*** PROVIDED DATA Section Begins ***
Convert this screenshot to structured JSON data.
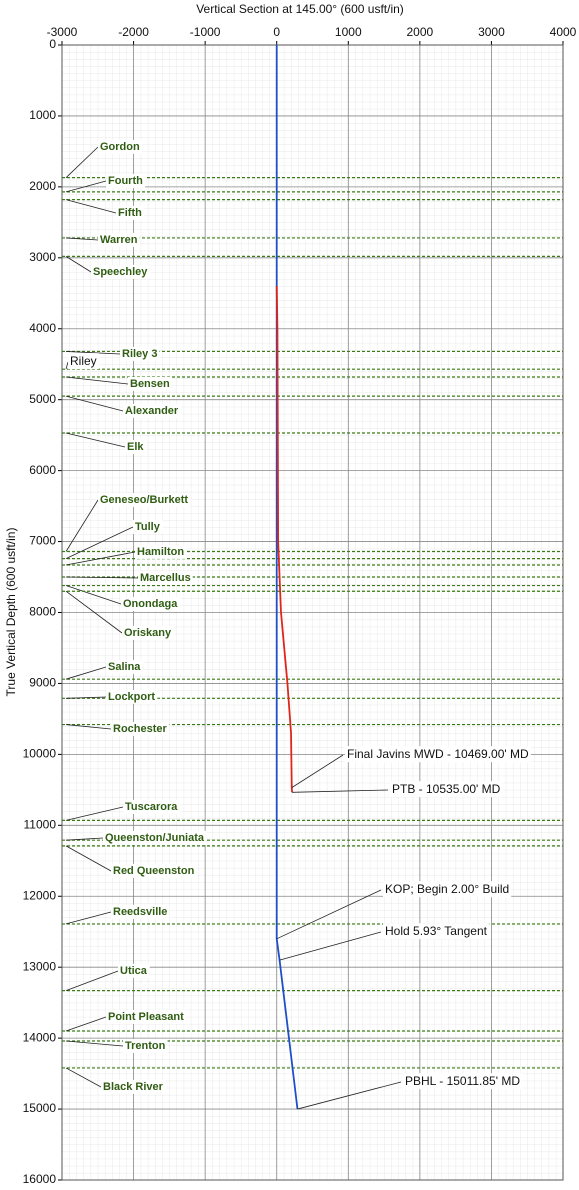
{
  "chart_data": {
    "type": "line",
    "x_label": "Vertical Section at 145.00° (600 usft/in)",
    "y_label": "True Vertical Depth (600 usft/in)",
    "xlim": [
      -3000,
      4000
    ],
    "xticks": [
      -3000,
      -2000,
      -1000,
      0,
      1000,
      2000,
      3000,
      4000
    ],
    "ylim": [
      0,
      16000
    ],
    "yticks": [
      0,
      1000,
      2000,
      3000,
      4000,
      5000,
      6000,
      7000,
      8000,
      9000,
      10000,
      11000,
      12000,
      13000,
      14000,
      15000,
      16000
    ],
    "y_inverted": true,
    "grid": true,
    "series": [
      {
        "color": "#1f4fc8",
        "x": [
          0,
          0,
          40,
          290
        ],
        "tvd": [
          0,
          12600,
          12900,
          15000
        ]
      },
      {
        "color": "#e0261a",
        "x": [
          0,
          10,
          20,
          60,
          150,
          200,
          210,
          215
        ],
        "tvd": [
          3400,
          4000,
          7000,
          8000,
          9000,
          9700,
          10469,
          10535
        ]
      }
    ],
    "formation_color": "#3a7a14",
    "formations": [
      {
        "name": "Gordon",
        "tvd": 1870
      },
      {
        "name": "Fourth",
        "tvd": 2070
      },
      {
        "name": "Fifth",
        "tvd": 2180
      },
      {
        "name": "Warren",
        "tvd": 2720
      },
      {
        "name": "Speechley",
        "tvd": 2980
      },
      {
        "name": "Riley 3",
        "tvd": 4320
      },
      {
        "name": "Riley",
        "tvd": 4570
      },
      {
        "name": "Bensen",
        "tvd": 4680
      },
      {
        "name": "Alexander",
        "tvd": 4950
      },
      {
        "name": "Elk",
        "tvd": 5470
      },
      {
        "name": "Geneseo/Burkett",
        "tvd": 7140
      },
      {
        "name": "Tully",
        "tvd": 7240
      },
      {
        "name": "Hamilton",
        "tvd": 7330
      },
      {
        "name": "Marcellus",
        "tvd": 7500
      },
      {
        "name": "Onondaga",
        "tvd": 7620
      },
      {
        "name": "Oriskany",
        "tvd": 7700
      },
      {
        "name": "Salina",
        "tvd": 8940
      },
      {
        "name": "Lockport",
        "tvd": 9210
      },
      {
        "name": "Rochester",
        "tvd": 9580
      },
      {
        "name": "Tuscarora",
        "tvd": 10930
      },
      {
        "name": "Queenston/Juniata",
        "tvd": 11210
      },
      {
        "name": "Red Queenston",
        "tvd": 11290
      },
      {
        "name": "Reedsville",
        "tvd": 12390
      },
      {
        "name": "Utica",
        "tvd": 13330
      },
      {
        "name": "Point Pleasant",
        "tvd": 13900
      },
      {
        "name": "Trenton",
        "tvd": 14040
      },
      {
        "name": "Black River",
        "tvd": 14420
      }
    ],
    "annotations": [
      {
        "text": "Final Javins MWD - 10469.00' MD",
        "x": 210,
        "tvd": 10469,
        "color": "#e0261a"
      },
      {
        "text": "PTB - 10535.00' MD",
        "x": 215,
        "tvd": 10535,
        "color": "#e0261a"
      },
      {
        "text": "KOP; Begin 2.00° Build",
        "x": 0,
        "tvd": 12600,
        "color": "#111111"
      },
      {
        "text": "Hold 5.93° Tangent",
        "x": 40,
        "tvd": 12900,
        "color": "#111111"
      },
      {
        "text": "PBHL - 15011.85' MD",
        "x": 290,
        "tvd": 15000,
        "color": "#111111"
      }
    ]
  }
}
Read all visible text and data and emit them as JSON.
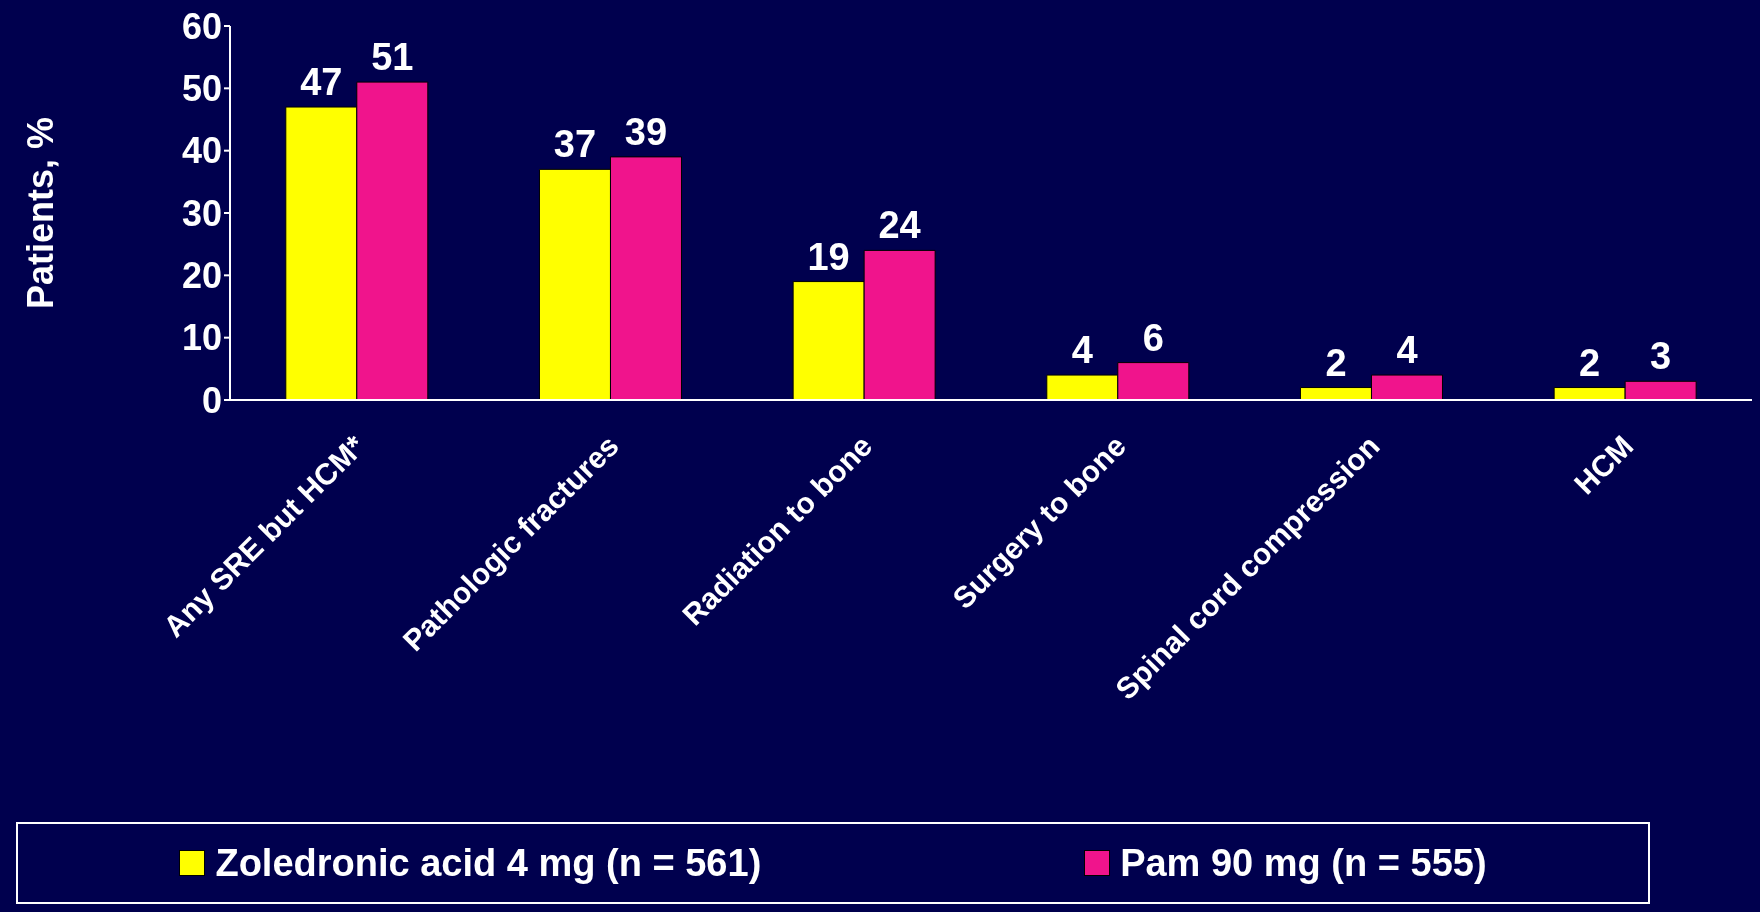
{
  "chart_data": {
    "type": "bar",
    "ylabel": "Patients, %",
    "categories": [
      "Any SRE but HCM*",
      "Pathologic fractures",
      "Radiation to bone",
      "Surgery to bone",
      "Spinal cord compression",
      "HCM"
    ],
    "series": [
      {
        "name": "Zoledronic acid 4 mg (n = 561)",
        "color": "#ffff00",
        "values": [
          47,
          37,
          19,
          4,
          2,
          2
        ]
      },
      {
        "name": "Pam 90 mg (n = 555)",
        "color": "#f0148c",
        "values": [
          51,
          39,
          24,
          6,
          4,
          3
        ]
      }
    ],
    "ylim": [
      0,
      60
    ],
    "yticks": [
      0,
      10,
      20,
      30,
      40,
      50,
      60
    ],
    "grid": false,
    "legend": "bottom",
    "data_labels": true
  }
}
*** PROVIDED DATA Section Ends ***
#### TASK OBJECTIVE
Copy each line of the listing that contains "text".

#### ANSWER TO THIS TASK
        "text": "Final Javins MWD - 10469.00' MD",
        "text": "PTB - 10535.00' MD",
        "text": "KOP; Begin 2.00° Build",
        "text": "Hold 5.93° Tangent",
        "text": "PBHL - 15011.85' MD",
Read all visible text and data and emit them as JSON.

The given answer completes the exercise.